Check each line of the records for "icon"; collect those that have it.

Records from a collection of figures
+ + + + +
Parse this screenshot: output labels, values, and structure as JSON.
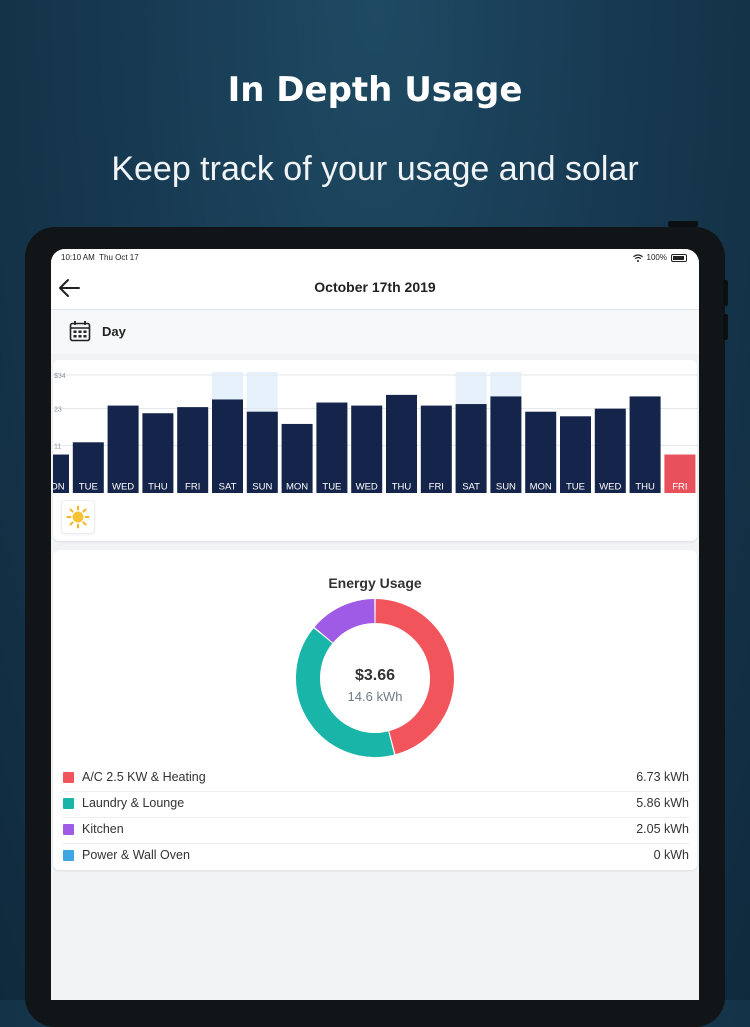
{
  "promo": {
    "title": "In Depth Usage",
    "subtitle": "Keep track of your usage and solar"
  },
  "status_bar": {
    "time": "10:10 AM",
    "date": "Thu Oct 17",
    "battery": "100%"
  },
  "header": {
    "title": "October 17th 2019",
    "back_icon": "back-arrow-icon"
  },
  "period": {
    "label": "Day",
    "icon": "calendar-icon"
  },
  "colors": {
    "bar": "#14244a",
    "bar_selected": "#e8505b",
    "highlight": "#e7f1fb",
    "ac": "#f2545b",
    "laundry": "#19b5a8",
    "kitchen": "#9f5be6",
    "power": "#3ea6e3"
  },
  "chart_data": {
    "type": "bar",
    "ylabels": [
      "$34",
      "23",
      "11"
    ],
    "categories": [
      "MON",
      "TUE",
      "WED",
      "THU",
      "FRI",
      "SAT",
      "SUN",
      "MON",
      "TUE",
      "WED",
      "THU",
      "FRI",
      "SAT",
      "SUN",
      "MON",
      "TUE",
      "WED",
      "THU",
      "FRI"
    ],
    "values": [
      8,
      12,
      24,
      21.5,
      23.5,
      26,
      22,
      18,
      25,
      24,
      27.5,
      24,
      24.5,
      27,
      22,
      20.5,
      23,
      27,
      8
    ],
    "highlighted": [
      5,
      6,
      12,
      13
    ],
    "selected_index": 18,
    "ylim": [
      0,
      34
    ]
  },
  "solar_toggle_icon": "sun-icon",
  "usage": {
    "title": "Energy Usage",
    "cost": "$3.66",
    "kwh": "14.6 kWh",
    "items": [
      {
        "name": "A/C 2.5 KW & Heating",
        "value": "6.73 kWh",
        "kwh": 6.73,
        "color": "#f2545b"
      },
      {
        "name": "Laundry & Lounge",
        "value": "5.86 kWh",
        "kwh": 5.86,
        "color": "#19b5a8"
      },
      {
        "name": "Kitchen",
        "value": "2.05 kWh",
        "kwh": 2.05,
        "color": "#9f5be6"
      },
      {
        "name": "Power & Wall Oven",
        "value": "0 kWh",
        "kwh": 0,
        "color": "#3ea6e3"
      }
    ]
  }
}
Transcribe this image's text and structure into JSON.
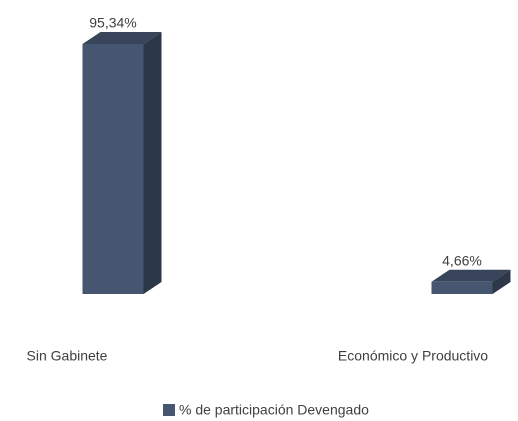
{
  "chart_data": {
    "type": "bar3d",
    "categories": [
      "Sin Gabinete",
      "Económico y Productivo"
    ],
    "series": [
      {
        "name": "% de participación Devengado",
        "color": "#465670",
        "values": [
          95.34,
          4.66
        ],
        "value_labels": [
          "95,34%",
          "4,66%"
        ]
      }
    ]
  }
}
+ + + + +
__Response to the task__.
    "back_icon": "back-arrow-icon"
    "icon": "calendar-icon"
  "solar_toggle_icon": "sun-icon",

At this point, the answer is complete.